Keadilan Kukuh, Negara Teguh


Keadilan Kukuh, Negara Teguh

Perjuangan untuk membangun Indonesia tak henti-henti berlanjut dari masa ke masa. Sebelum merdeka, Indonesia memiliki veteran yang berjuang dengan semua kemampuan fisikal, intelektual, hingga spiritual. Kini, Jutaan masyarakat mengabdi sesuai keahlian dan bidang masing-masing demi tercipta Indonesia maju.
Dari generasi ke generasi, semangat berlomba-lomba membangun Indonesia menguat di berbagai sektor kehidupan. Hal ini muncul sebagai implikasi dari rasa kebanggaan dan kebahagiaan rakyat, memiliki Indonesia yang telah berdaulat. Setelah 3,5 abad terjajah secara fisik dan psikis.
Namun, atmosfir kebahagiaan ini dikacaukan beberapa oknum penyelenggara negara. Beberapa dari mereka justru menciptakan atmosfir ketakutan terhadap hukum secara masif. Ketakutan yang dapat mencanggungkan langkah rakyat bergerak lebih ekspresif dan menikmati kekayaan bangsanya. Hukum yang tajam ke bawah menjadikan rakyat kecil kembali terjajah secara moral.
Salah satu contohnya, rakyat kecil tuna hukum bernama Busrin (48) dari Probolinggo. Ia harus menghadap meja hijau karena didakwa merusak ekosistem sebab memotong sedikit mangrove untuk persediaan  kayu bakar di rumah. Ia divonis 2 tahun penjara dan membayar denda Rp. 2 miliyar. Setara dengan hukuman rata-rata koruptor yang melahap uang rakyat miliaran rupiah. Kasus seperti ini dapat mengurungkan keinginan kalangan menengah ke bawah mengeksplorasi alamnya dikarenakan rasa takut. (news.metrotvnews.com, 20 November 2014, berjudul : Busrin Dipenjara, Warga Pesisir Takut Tebang Mangrove Lagi)
Padahal, rakyat kecil mestinya lebih berhak merasakan kekayaan bangsa. Sebab mereka didominasi kaum yang memiliki kepapaan luar biasa. Dibuktikan dengan masih banyak orang bodoh, miskin, terdesak kebutuhan pokok dan buta huruf di kalangan mereka. Oleh sebab itu, diharapkan para penegak hukum lebih menggunakan hati nurani untuk memahami ‘rasa keadilan’ yang  hidup dalam masyarakat. Agar diskrimisi semacam ini tidak terulang kembali.
Hal itu, sesuai Pasal 5 ayat (1) Undang-Undang nomor 48 tahun 2009 menyebutkan “Hakim dan hakim konstitusi wajib menggali, mengikuti dan memahami nilai-nilai hukum dan rasa keadilan yang hidup dalam masyarakat”. Adil bukan berarti ‘sama’, tapi ‘membagi sesuatu sesuai proporsi’. Maka, Setiap pelanggaran harus divonis sesuai proporsi tingkat kejahatan yang dilakukan. Tidak menyamakan kejahatan kelas teri dengan Extra Ordinary Crime (kejahatan luar biasa).

******

→ Rumusan soal A: Hitung berapa baris dalam data yang memuat kata "each", dengan membedakan huruf besar dan huruf kecil. Jawab dengan angkanya saja.
Tulisan tersebut dan data ini tidak saling berhubungan.

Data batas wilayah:
******

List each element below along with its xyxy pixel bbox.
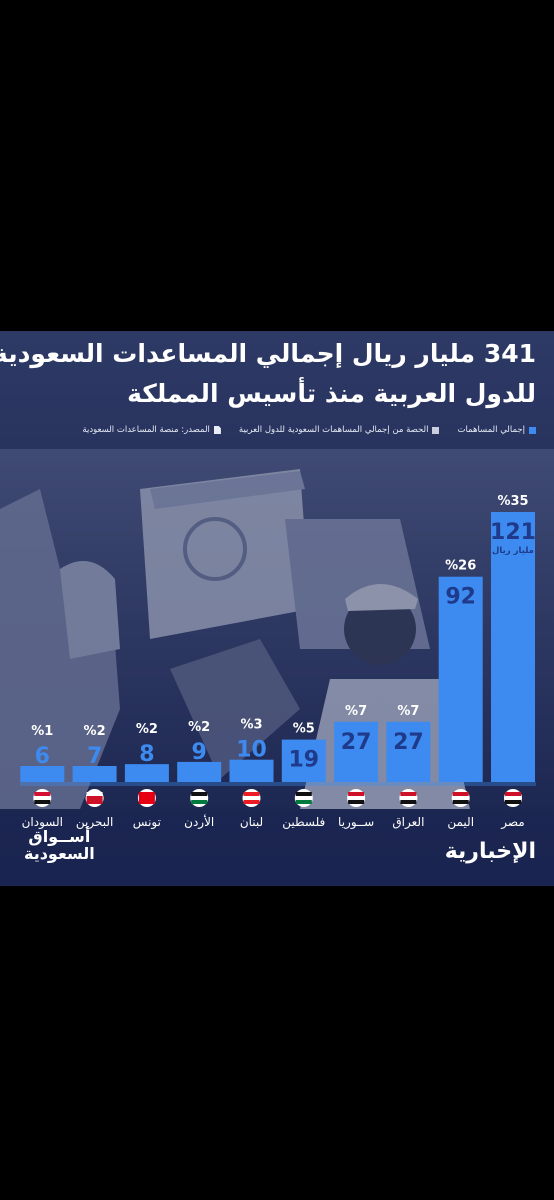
bar bbox=[438, 576, 483, 782]
category-label: العراق bbox=[392, 815, 424, 830]
flag-stripe bbox=[138, 800, 155, 804]
flag-stripe bbox=[348, 800, 365, 804]
category-label: تونس bbox=[133, 815, 161, 830]
bar-value-label: 92 bbox=[445, 585, 476, 610]
flag-stripe bbox=[34, 796, 51, 800]
flag-stripe bbox=[452, 792, 469, 796]
aswaq-logo-line1: أســواق bbox=[28, 827, 91, 846]
flag-stripe bbox=[400, 792, 417, 796]
alekhbariya-logo: الإخبارية bbox=[444, 839, 536, 864]
legend-item-share: الحصة من إجمالي المساهمات السعودية للدول… bbox=[239, 425, 440, 435]
legend-label-total: إجمالي المساهمات bbox=[457, 425, 525, 435]
flag-stripe bbox=[505, 792, 521, 796]
percent-label: %1 bbox=[31, 724, 53, 739]
percent-label: %5 bbox=[293, 722, 315, 737]
bar bbox=[20, 766, 65, 782]
category-label: البحرين bbox=[76, 815, 113, 830]
category-label: اليمن bbox=[447, 815, 474, 830]
flag-stripe bbox=[138, 796, 155, 800]
percent-label: %2 bbox=[188, 720, 210, 735]
legend: إجمالي المساهمات الحصة من إجمالي المساهم… bbox=[82, 425, 536, 435]
bar-value-label: 9 bbox=[192, 740, 207, 765]
category-label: السودان bbox=[22, 815, 63, 830]
category-label: ســوريا bbox=[338, 815, 374, 830]
flag-stripe bbox=[400, 796, 417, 800]
bar bbox=[229, 759, 274, 782]
header: 341 مليار ريال إجمالي المساعدات السعودية… bbox=[0, 331, 554, 449]
source-note: المصدر: منصة المساعدات السعودية bbox=[82, 425, 221, 435]
aswaq-logo: أســواق السعودية bbox=[24, 828, 95, 862]
bar-value-label: 19 bbox=[288, 748, 319, 773]
category-label: الأردن bbox=[184, 814, 214, 830]
flag-stripe bbox=[86, 796, 103, 800]
chart-subtitle: للدول العربية منذ تأسيس المملكة bbox=[127, 379, 536, 408]
bar bbox=[72, 766, 117, 782]
bar bbox=[177, 761, 222, 782]
flag-stripe bbox=[243, 792, 260, 796]
bar bbox=[491, 512, 535, 782]
bar-value-label: 6 bbox=[35, 744, 50, 769]
bar-value-label: 10 bbox=[236, 738, 267, 763]
flag-stripe bbox=[34, 792, 51, 796]
document-icon bbox=[213, 426, 221, 434]
legend-swatch-total-icon bbox=[529, 426, 536, 434]
percent-label: %2 bbox=[136, 722, 158, 737]
flag-stripe bbox=[191, 800, 208, 804]
legend-label-share: الحصة من إجمالي المساهمات السعودية للدول… bbox=[238, 425, 429, 435]
bar-value-label: 121 bbox=[490, 520, 536, 545]
flag-stripe bbox=[452, 800, 469, 804]
bar-value-label: 27 bbox=[393, 730, 424, 755]
flag-stripe bbox=[505, 800, 521, 804]
flag-stripe bbox=[295, 796, 312, 800]
percent-label: %7 bbox=[397, 704, 419, 719]
flag-stripe bbox=[452, 796, 469, 800]
legend-item-total: إجمالي المساهمات bbox=[457, 425, 536, 435]
chart-baseline bbox=[20, 782, 536, 786]
flag-stripe bbox=[191, 792, 208, 796]
bar bbox=[281, 739, 326, 782]
bar bbox=[124, 764, 169, 782]
bar-value-label: 8 bbox=[139, 742, 154, 767]
flag-stripe bbox=[138, 792, 155, 796]
unit-label: مليار ريال bbox=[492, 546, 534, 556]
flag-stripe bbox=[86, 792, 103, 796]
bar-value-label: 7 bbox=[87, 744, 102, 769]
legend-swatch-share-icon bbox=[432, 426, 440, 434]
flag-stripe bbox=[86, 800, 103, 804]
percent-label: %26 bbox=[445, 559, 476, 574]
aswaq-logo-line2: السعودية bbox=[24, 844, 95, 863]
flag-stripe bbox=[348, 796, 365, 800]
flag-stripe bbox=[295, 800, 312, 804]
category-label: مصر bbox=[500, 815, 524, 830]
percent-label: %2 bbox=[84, 724, 106, 739]
flag-stripe bbox=[348, 792, 365, 796]
flag-stripe bbox=[191, 796, 208, 800]
flag-stripe bbox=[295, 792, 312, 796]
percent-label: %35 bbox=[497, 494, 528, 509]
source-label: المصدر: منصة المساعدات السعودية bbox=[82, 425, 210, 435]
flag-stripe bbox=[34, 800, 51, 804]
flag-stripe bbox=[243, 800, 260, 804]
category-label: لبنان bbox=[240, 815, 263, 829]
flag-stripe bbox=[243, 796, 260, 800]
percent-label: %7 bbox=[345, 704, 367, 719]
flag-stripe bbox=[400, 800, 417, 804]
infographic: 341 مليار ريال إجمالي المساعدات السعودية… bbox=[0, 331, 554, 886]
percent-label: %3 bbox=[240, 718, 262, 733]
bar-value-label: 27 bbox=[341, 730, 372, 755]
chart-title: 341 مليار ريال إجمالي المساعدات السعودية bbox=[0, 339, 536, 368]
bar bbox=[386, 721, 431, 782]
bar bbox=[334, 721, 379, 782]
flag-stripe bbox=[505, 796, 521, 800]
category-label: فلسطين bbox=[282, 815, 325, 830]
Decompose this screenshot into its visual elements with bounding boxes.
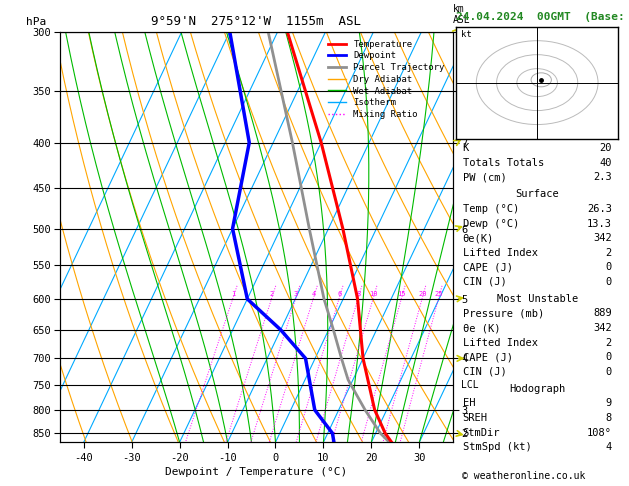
Text: km
ASL: km ASL	[453, 4, 470, 25]
Text: 2: 2	[606, 248, 612, 258]
Text: Dewp (°C): Dewp (°C)	[462, 219, 519, 228]
Text: Hodograph: Hodograph	[509, 384, 565, 394]
Text: CAPE (J): CAPE (J)	[462, 352, 513, 362]
Text: CAPE (J): CAPE (J)	[462, 262, 513, 272]
Text: LCL: LCL	[460, 380, 479, 390]
Text: 24.04.2024  00GMT  (Base: 18): 24.04.2024 00GMT (Base: 18)	[456, 12, 629, 22]
Text: PW (cm): PW (cm)	[462, 173, 506, 182]
Text: 342: 342	[593, 323, 612, 333]
Text: 15: 15	[398, 291, 406, 297]
Text: 889: 889	[593, 309, 612, 318]
Text: 40: 40	[599, 158, 612, 168]
Text: 20: 20	[418, 291, 427, 297]
Text: EH: EH	[462, 399, 475, 408]
Text: 0: 0	[606, 352, 612, 362]
Text: kt: kt	[461, 30, 472, 39]
Text: 0: 0	[606, 262, 612, 272]
Text: SREH: SREH	[462, 413, 487, 423]
Text: 1: 1	[231, 291, 235, 297]
Text: 8: 8	[357, 291, 360, 297]
Text: 20: 20	[599, 143, 612, 153]
Text: θe (K): θe (K)	[462, 323, 500, 333]
Text: Lifted Index: Lifted Index	[462, 248, 538, 258]
Text: StmDir: StmDir	[462, 428, 500, 437]
Text: Pressure (mb): Pressure (mb)	[462, 309, 543, 318]
Text: 13.3: 13.3	[587, 219, 612, 228]
Text: 3: 3	[294, 291, 298, 297]
Text: 108°: 108°	[587, 428, 612, 437]
Text: θe(K): θe(K)	[462, 233, 494, 243]
Text: CIN (J): CIN (J)	[462, 367, 506, 377]
Text: Lifted Index: Lifted Index	[462, 338, 538, 347]
Text: CIN (J): CIN (J)	[462, 277, 506, 287]
Text: 10: 10	[369, 291, 378, 297]
Text: Temp (°C): Temp (°C)	[462, 204, 519, 214]
Text: 9: 9	[606, 399, 612, 408]
Text: 0: 0	[606, 277, 612, 287]
Text: StmSpd (kt): StmSpd (kt)	[462, 442, 532, 452]
Text: 2.3: 2.3	[593, 173, 612, 182]
Text: 25: 25	[435, 291, 443, 297]
Title: 9°59'N  275°12'W  1155m  ASL: 9°59'N 275°12'W 1155m ASL	[152, 15, 361, 28]
Text: 2: 2	[606, 338, 612, 347]
Legend: Temperature, Dewpoint, Parcel Trajectory, Dry Adiabat, Wet Adiabat, Isotherm, Mi: Temperature, Dewpoint, Parcel Trajectory…	[325, 36, 448, 122]
Text: hPa: hPa	[26, 17, 47, 28]
Text: 2: 2	[270, 291, 274, 297]
Text: Totals Totals: Totals Totals	[462, 158, 543, 168]
Text: 0: 0	[606, 367, 612, 377]
Text: K: K	[462, 143, 469, 153]
Text: 26.3: 26.3	[587, 204, 612, 214]
X-axis label: Dewpoint / Temperature (°C): Dewpoint / Temperature (°C)	[165, 467, 347, 477]
Text: 4: 4	[311, 291, 316, 297]
Text: Most Unstable: Most Unstable	[496, 294, 578, 304]
Text: © weatheronline.co.uk: © weatheronline.co.uk	[462, 471, 586, 481]
Text: 4: 4	[606, 442, 612, 452]
Text: 342: 342	[593, 233, 612, 243]
Text: 6: 6	[337, 291, 342, 297]
Text: 8: 8	[606, 413, 612, 423]
Text: Surface: Surface	[515, 190, 559, 199]
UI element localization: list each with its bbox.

******

→ Rumusan soal B: Sebutkan semua keadaan rakyat kecil yang disebut dalam tulisan tentang keadilan hukum sebagai bukti kepapaan mereka.

→ Jawaban tertulis A: 2

→ Jawaban tertulis B: Bodoh, miskin, terdesak kebutuhan pokok, dan buta huruf.